(Data entries)
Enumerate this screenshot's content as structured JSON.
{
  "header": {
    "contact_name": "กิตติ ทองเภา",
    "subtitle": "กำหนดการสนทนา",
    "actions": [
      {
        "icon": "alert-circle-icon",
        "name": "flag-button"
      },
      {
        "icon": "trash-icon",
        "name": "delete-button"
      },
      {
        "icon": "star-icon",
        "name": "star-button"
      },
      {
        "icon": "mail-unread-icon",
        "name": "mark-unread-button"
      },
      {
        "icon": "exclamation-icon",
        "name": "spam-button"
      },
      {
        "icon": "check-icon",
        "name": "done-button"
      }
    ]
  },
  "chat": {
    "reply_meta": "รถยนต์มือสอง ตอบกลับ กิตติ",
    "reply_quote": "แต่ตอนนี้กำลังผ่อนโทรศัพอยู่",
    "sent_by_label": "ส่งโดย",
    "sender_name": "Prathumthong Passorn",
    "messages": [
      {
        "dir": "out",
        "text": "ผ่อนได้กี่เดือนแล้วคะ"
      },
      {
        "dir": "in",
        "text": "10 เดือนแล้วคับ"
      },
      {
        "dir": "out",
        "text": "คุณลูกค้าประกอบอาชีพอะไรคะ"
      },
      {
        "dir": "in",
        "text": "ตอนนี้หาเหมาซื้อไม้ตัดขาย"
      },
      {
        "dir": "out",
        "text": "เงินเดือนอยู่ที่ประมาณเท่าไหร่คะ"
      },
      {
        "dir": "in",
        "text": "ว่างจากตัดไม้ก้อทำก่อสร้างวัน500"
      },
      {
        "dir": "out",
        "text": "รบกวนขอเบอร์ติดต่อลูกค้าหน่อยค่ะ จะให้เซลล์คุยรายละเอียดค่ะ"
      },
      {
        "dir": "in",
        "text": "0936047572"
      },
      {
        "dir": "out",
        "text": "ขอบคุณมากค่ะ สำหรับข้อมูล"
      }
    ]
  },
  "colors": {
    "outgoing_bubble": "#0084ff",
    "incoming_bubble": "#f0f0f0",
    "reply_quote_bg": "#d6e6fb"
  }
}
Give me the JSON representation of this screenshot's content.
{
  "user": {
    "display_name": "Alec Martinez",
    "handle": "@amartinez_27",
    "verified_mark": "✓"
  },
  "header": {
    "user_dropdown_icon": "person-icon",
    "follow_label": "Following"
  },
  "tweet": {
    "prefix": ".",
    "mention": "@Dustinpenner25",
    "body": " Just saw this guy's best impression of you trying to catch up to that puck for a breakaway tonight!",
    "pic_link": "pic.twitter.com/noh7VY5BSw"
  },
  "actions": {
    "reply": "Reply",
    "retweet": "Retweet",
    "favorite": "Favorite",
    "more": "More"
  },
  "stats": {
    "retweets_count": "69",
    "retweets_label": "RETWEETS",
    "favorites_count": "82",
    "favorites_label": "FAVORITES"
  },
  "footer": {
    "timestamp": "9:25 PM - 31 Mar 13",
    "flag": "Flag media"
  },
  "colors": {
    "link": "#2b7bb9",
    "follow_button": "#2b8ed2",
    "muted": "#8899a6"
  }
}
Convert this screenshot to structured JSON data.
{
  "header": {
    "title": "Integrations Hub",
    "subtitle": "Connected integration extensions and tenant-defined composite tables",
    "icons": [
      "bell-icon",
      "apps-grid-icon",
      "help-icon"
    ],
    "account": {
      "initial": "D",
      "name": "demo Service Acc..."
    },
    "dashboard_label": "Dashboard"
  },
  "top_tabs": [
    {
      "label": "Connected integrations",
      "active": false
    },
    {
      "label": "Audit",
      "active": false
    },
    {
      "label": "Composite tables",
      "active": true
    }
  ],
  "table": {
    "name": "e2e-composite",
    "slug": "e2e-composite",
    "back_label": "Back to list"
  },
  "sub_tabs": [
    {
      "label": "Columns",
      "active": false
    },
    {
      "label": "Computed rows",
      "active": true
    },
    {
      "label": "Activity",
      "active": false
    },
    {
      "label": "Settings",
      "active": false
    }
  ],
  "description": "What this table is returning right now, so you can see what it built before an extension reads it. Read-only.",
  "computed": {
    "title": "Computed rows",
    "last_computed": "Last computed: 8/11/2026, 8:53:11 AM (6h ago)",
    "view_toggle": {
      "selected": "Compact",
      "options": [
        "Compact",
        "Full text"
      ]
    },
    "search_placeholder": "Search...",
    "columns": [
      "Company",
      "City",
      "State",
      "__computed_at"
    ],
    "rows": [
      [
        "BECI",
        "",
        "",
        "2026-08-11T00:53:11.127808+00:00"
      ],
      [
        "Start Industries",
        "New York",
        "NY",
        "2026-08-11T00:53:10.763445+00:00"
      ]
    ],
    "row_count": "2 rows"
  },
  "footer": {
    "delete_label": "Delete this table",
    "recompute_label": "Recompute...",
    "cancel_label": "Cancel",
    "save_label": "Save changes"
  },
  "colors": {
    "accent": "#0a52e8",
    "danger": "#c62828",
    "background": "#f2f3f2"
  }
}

What to work on: Retype the whole listing above exactly.

Answer for this exercise:
Enumerate this screenshot's content as structured JSON.
{
  "header": {
    "contact_name": "กิตติ ทองเภา",
    "subtitle": "กำหนดการสนทนา",
    "actions": [
      {
        "icon": "alert-circle-icon",
        "name": "flag-button"
      },
      {
        "icon": "trash-icon",
        "name": "delete-button"
      },
      {
        "icon": "star-icon",
        "name": "star-button"
      },
      {
        "icon": "mail-unread-icon",
        "name": "mark-unread-button"
      },
      {
        "icon": "exclamation-icon",
        "name": "spam-button"
      },
      {
        "icon": "check-icon",
        "name": "done-button"
      }
    ]
  },
  "chat": {
    "reply_meta": "รถยนต์มือสอง ตอบกลับ กิตติ",
    "reply_quote": "แต่ตอนนี้กำลังผ่อนโทรศัพอยู่",
    "sent_by_label": "ส่งโดย",
    "sender_name": "Prathumthong Passorn",
    "messages": [
      {
        "dir": "out",
        "text": "ผ่อนได้กี่เดือนแล้วคะ"
      },
      {
        "dir": "in",
        "text": "10 เดือนแล้วคับ"
      },
      {
        "dir": "out",
        "text": "คุณลูกค้าประกอบอาชีพอะไรคะ"
      },
      {
        "dir": "in",
        "text": "ตอนนี้หาเหมาซื้อไม้ตัดขาย"
      },
      {
        "dir": "out",
        "text": "เงินเดือนอยู่ที่ประมาณเท่าไหร่คะ"
      },
      {
        "dir": "in",
        "text": "ว่างจากตัดไม้ก้อทำก่อสร้างวัน500"
      },
      {
        "dir": "out",
        "text": "รบกวนขอเบอร์ติดต่อลูกค้าหน่อยค่ะ จะให้เซลล์คุยรายละเอียดค่ะ"
      },
      {
        "dir": "in",
        "text": "0936047572"
      },
      {
        "dir": "out",
        "text": "ขอบคุณมากค่ะ สำหรับข้อมูล"
      }
    ]
  },
  "colors": {
    "outgoing_bubble": "#0084ff",
    "incoming_bubble": "#f0f0f0",
    "reply_quote_bg": "#d6e6fb"
  }
}
Give me the JSON representation of this screenshot's content.
{
  "user": {
    "display_name": "Alec Martinez",
    "handle": "@amartinez_27",
    "verified_mark": "✓"
  },
  "header": {
    "user_dropdown_icon": "person-icon",
    "follow_label": "Following"
  },
  "tweet": {
    "prefix": ".",
    "mention": "@Dustinpenner25",
    "body": " Just saw this guy's best impression of you trying to catch up to that puck for a breakaway tonight!",
    "pic_link": "pic.twitter.com/noh7VY5BSw"
  },
  "actions": {
    "reply": "Reply",
    "retweet": "Retweet",
    "favorite": "Favorite",
    "more": "More"
  },
  "stats": {
    "retweets_count": "69",
    "retweets_label": "RETWEETS",
    "favorites_count": "82",
    "favorites_label": "FAVORITES"
  },
  "footer": {
    "timestamp": "9:25 PM - 31 Mar 13",
    "flag": "Flag media"
  },
  "colors": {
    "link": "#2b7bb9",
    "follow_button": "#2b8ed2",
    "muted": "#8899a6"
  }
}
Convert this screenshot to structured JSON data.
{
  "header": {
    "title": "Integrations Hub",
    "subtitle": "Connected integration extensions and tenant-defined composite tables",
    "icons": [
      "bell-icon",
      "apps-grid-icon",
      "help-icon"
    ],
    "account": {
      "initial": "D",
      "name": "demo Service Acc..."
    },
    "dashboard_label": "Dashboard"
  },
  "top_tabs": [
    {
      "label": "Connected integrations",
      "active": false
    },
    {
      "label": "Audit",
      "active": false
    },
    {
      "label": "Composite tables",
      "active": true
    }
  ],
  "table": {
    "name": "e2e-composite",
    "slug": "e2e-composite",
    "back_label": "Back to list"
  },
  "sub_tabs": [
    {
      "label": "Columns",
      "active": false
    },
    {
      "label": "Computed rows",
      "active": true
    },
    {
      "label": "Activity",
      "active": false
    },
    {
      "label": "Settings",
      "active": false
    }
  ],
  "description": "What this table is returning right now, so you can see what it built before an extension reads it. Read-only.",
  "computed": {
    "title": "Computed rows",
    "last_computed": "Last computed: 8/11/2026, 8:53:11 AM (6h ago)",
    "view_toggle": {
      "selected": "Compact",
      "options": [
        "Compact",
        "Full text"
      ]
    },
    "search_placeholder": "Search...",
    "columns": [
      "Company",
      "City",
      "State",
      "__computed_at"
    ],
    "rows": [
      [
        "BECI",
        "",
        "",
        "2026-08-11T00:53:11.127808+00:00"
      ],
      [
        "Start Industries",
        "New York",
        "NY",
        "2026-08-11T00:53:10.763445+00:00"
      ]
    ],
    "row_count": "2 rows"
  },
  "footer": {
    "delete_label": "Delete this table",
    "recompute_label": "Recompute...",
    "cancel_label": "Cancel",
    "save_label": "Save changes"
  },
  "colors": {
    "accent": "#0a52e8",
    "danger": "#c62828",
    "background": "#f2f3f2"
  }
}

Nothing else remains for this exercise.